» **GIVEN REQUEST**
Write each line out exactly, leaving none out.

....................

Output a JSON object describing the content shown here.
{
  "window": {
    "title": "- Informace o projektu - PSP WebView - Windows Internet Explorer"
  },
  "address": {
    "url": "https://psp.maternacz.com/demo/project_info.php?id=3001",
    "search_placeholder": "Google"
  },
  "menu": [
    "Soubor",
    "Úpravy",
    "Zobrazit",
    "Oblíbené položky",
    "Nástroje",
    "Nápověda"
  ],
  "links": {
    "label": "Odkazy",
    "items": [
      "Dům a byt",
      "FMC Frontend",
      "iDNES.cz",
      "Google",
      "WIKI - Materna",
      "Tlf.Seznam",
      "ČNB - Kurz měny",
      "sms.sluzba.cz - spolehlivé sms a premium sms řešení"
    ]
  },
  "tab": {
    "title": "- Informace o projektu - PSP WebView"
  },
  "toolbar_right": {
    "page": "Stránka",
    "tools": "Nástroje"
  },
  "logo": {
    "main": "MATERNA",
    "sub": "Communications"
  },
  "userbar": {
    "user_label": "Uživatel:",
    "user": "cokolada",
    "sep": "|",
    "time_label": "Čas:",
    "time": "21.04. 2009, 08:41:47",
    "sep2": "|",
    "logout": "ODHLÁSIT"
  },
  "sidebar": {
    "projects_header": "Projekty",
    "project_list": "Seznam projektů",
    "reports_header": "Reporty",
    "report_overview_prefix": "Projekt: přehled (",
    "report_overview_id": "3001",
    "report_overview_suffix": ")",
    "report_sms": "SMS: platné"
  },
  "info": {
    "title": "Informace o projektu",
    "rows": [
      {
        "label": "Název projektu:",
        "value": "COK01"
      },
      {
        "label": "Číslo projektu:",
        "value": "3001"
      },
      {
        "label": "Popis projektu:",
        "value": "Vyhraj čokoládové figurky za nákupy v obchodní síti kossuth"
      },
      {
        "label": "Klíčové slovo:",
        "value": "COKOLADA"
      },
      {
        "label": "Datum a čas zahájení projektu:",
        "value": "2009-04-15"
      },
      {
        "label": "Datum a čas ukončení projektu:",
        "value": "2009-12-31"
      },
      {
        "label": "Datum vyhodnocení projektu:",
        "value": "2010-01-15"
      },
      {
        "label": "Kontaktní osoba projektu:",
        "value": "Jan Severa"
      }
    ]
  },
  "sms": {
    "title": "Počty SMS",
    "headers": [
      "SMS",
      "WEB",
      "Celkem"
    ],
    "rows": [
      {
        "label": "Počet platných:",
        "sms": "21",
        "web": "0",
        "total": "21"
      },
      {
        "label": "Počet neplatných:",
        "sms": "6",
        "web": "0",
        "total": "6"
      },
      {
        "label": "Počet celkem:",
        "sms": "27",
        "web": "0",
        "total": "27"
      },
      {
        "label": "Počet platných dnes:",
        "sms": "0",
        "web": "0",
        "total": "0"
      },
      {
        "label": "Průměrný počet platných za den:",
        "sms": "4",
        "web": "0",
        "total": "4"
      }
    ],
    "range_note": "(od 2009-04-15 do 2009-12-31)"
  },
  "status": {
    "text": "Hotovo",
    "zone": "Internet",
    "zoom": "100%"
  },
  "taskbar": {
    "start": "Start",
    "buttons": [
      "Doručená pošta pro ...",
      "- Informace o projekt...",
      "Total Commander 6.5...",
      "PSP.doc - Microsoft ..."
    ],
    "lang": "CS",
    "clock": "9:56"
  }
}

....................

» **THE OUTPUT**
Output a JSON object describing the content shown here.
{
  "window": {
    "title": "- Informace o projektu - PSP WebView - Windows Internet Explorer"
  },
  "address": {
    "url": "https://psp.maternacz.com/demo/project_info.php?id=3001",
    "search_placeholder": "Google"
  },
  "menu": [
    "Soubor",
    "Úpravy",
    "Zobrazit",
    "Oblíbené položky",
    "Nástroje",
    "Nápověda"
  ],
  "links": {
    "label": "Odkazy",
    "items": [
      "Dům a byt",
      "FMC Frontend",
      "iDNES.cz",
      "Google",
      "WIKI - Materna",
      "Tlf.Seznam",
      "ČNB - Kurz měny",
      "sms.sluzba.cz - spolehlivé sms a premium sms řešení"
    ]
  },
  "tab": {
    "title": "- Informace o projektu - PSP WebView"
  },
  "toolbar_right": {
    "page": "Stránka",
    "tools": "Nástroje"
  },
  "logo": {
    "main": "MATERNA",
    "sub": "Communications"
  },
  "userbar": {
    "user_label": "Uživatel:",
    "user": "cokolada",
    "sep": "|",
    "time_label": "Čas:",
    "time": "21.04. 2009, 08:41:47",
    "sep2": "|",
    "logout": "ODHLÁSIT"
  },
  "sidebar": {
    "projects_header": "Projekty",
    "project_list": "Seznam projektů",
    "reports_header": "Reporty",
    "report_overview_prefix": "Projekt: přehled (",
    "report_overview_id": "3001",
    "report_overview_suffix": ")",
    "report_sms": "SMS: platné"
  },
  "info": {
    "title": "Informace o projektu",
    "rows": [
      {
        "label": "Název projektu:",
        "value": "COK01"
      },
      {
        "label": "Číslo projektu:",
        "value": "3001"
      },
      {
        "label": "Popis projektu:",
        "value": "Vyhraj čokoládové figurky za nákupy v obchodní síti kossuth"
      },
      {
        "label": "Klíčové slovo:",
        "value": "COKOLADA"
      },
      {
        "label": "Datum a čas zahájení projektu:",
        "value": "2009-04-15"
      },
      {
        "label": "Datum a čas ukončení projektu:",
        "value": "2009-12-31"
      },
      {
        "label": "Datum vyhodnocení projektu:",
        "value": "2010-01-15"
      },
      {
        "label": "Kontaktní osoba projektu:",
        "value": "Jan Severa"
      }
    ]
  },
  "sms": {
    "title": "Počty SMS",
    "headers": [
      "SMS",
      "WEB",
      "Celkem"
    ],
    "rows": [
      {
        "label": "Počet platných:",
        "sms": "21",
        "web": "0",
        "total": "21"
      },
      {
        "label": "Počet neplatných:",
        "sms": "6",
        "web": "0",
        "total": "6"
      },
      {
        "label": "Počet celkem:",
        "sms": "27",
        "web": "0",
        "total": "27"
      },
      {
        "label": "Počet platných dnes:",
        "sms": "0",
        "web": "0",
        "total": "0"
      },
      {
        "label": "Průměrný počet platných za den:",
        "sms": "4",
        "web": "0",
        "total": "4"
      }
    ],
    "range_note": "(od 2009-04-15 do 2009-12-31)"
  },
  "status": {
    "text": "Hotovo",
    "zone": "Internet",
    "zoom": "100%"
  },
  "taskbar": {
    "start": "Start",
    "buttons": [
      "Doručená pošta pro ...",
      "- Informace o projekt...",
      "Total Commander 6.5...",
      "PSP.doc - Microsoft ..."
    ],
    "lang": "CS",
    "clock": "9:56"
  }
}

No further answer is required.